* _What to do_: Repeat the lines below, changing "location" to "position" and leaving everything else unchanged. Omit the pictures.

* _Data to use_:

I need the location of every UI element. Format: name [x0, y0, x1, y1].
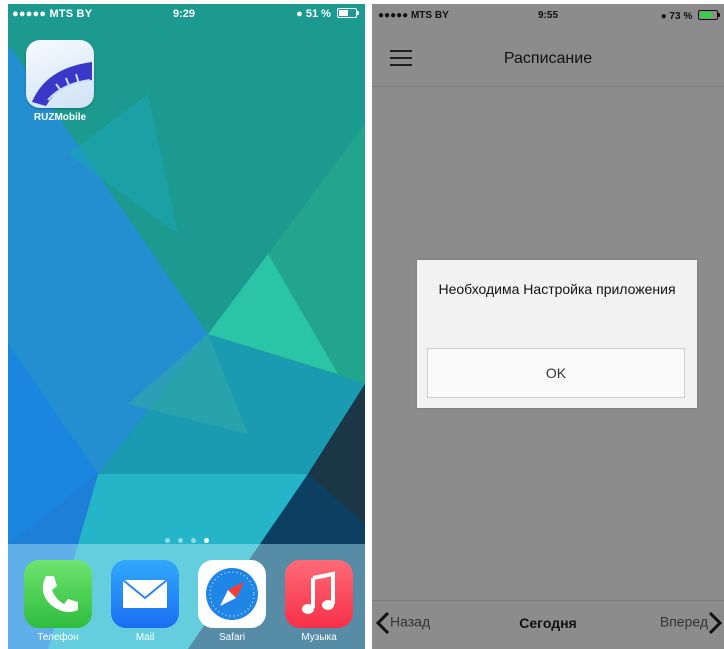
nav-bar: Расписание: [372, 26, 724, 87]
battery-percent: 73 %: [669, 11, 693, 22]
forward-button[interactable]: Вперед: [660, 612, 722, 634]
phone-icon: [42, 576, 78, 612]
app-label: RUZMobile: [33, 112, 87, 123]
page-title: Расписание: [503, 50, 593, 67]
dock-label-safari: Safari: [218, 632, 246, 643]
bottom-nav: Назад Сегодня Вперед: [372, 600, 724, 649]
status-bar: ●●●●● MTS BY 9:29 ● 51 %: [8, 4, 365, 24]
mail-app[interactable]: [111, 560, 179, 628]
battery-indicator: ● 51 %: [296, 8, 359, 20]
battery-icon: [698, 10, 720, 20]
alert-message: Необходима Настройка приложения: [438, 281, 676, 297]
safari-icon: [206, 568, 258, 620]
forward-label: Вперед: [659, 613, 708, 630]
battery-icon: [337, 8, 359, 18]
carrier-label: ●●●●● MTS BY: [378, 10, 449, 21]
dock-label-music: Музыка: [301, 632, 337, 643]
lock-rotation-icon: ●: [296, 8, 303, 20]
status-bar: ●●●●● MTS BY 9:55 ● 73 %: [372, 4, 724, 26]
chevron-right-icon: [708, 612, 722, 634]
page-dot: [177, 538, 183, 543]
mail-icon: [122, 579, 168, 608]
ruz-app-screen: ●●●●● MTS BY 9:55 ● 73 % Расписание Необ…: [372, 4, 724, 649]
music-icon: [302, 571, 335, 614]
page-dot-active: [203, 538, 209, 543]
clock: 9:29: [173, 8, 196, 20]
home-screen: ●●●●● MTS BY 9:29 ● 51 % RUZMobile Телеф…: [8, 4, 365, 649]
ruzmobile-app-icon[interactable]: [26, 40, 94, 108]
dock-label-phone: Телефон: [37, 632, 79, 643]
dock: Телефон Mail Safari Музыка: [8, 544, 365, 649]
page-dot: [164, 538, 170, 543]
carrier-label: ●●●●● MTS BY: [12, 8, 93, 20]
safari-app[interactable]: [198, 560, 266, 628]
lock-rotation-icon: ●: [660, 11, 667, 22]
phone-app[interactable]: [24, 560, 92, 628]
music-app[interactable]: [285, 560, 353, 628]
ok-button[interactable]: OK: [427, 348, 685, 398]
battery-percent: 51 %: [305, 8, 331, 20]
page-dot: [190, 538, 196, 543]
battery-indicator: ● 73 %: [660, 10, 720, 22]
clock: 9:55: [538, 10, 559, 21]
dock-label-mail: Mail: [135, 632, 155, 643]
alert-dialog: Необходима Настройка приложения OK: [417, 260, 697, 408]
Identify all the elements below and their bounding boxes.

* _Correct response_:
I need the position of every UI element. Format: name [x0, y0, x1, y1].
nav-bar: Расписание: [372, 26, 724, 87]
battery-percent: 73 %: [669, 11, 693, 22]
forward-button[interactable]: Вперед: [660, 612, 722, 634]
phone-icon: [42, 576, 78, 612]
app-label: RUZMobile: [33, 112, 87, 123]
page-title: Расписание: [503, 50, 593, 67]
dock-label-safari: Safari: [218, 632, 246, 643]
bottom-nav: Назад Сегодня Вперед: [372, 600, 724, 649]
status-bar: ●●●●● MTS BY 9:29 ● 51 %: [8, 4, 365, 24]
mail-app[interactable]: [111, 560, 179, 628]
battery-indicator: ● 51 %: [296, 8, 359, 20]
battery-icon: [698, 10, 720, 20]
alert-message: Необходима Настройка приложения: [438, 281, 676, 297]
safari-icon: [206, 568, 258, 620]
forward-label: Вперед: [659, 613, 708, 630]
battery-icon: [337, 8, 359, 18]
carrier-label: ●●●●● MTS BY: [378, 10, 449, 21]
dock-label-music: Музыка: [301, 632, 337, 643]
lock-rotation-icon: ●: [296, 8, 303, 20]
status-bar: ●●●●● MTS BY 9:55 ● 73 %: [372, 4, 724, 26]
chevron-right-icon: [708, 612, 722, 634]
page-dot: [177, 538, 183, 543]
mail-icon: [122, 579, 168, 608]
ruz-app-screen: ●●●●● MTS BY 9:55 ● 73 % Расписание Необ…: [372, 4, 724, 649]
music-icon: [302, 571, 335, 614]
page-dot-active: [203, 538, 209, 543]
clock: 9:29: [173, 8, 196, 20]
home-screen: ●●●●● MTS BY 9:29 ● 51 % RUZMobile Телеф…: [8, 4, 365, 649]
ruzmobile-app-icon[interactable]: [26, 40, 94, 108]
dock-label-phone: Телефон: [37, 632, 79, 643]
dock: Телефон Mail Safari Музыка: [8, 544, 365, 649]
page-dot: [164, 538, 170, 543]
carrier-label: ●●●●● MTS BY: [12, 8, 93, 20]
safari-app[interactable]: [198, 560, 266, 628]
lock-rotation-icon: ●: [660, 11, 667, 22]
phone-app[interactable]: [24, 560, 92, 628]
music-app[interactable]: [285, 560, 353, 628]
ok-button[interactable]: OK: [427, 348, 685, 398]
battery-percent: 51 %: [305, 8, 331, 20]
page-dot: [190, 538, 196, 543]
battery-indicator: ● 73 %: [660, 10, 720, 22]
clock: 9:55: [538, 10, 559, 21]
dock-label-mail: Mail: [135, 632, 155, 643]
alert-dialog: Необходима Настройка приложения OK: [417, 260, 697, 408]
Identify all the elements below and their bounding boxes.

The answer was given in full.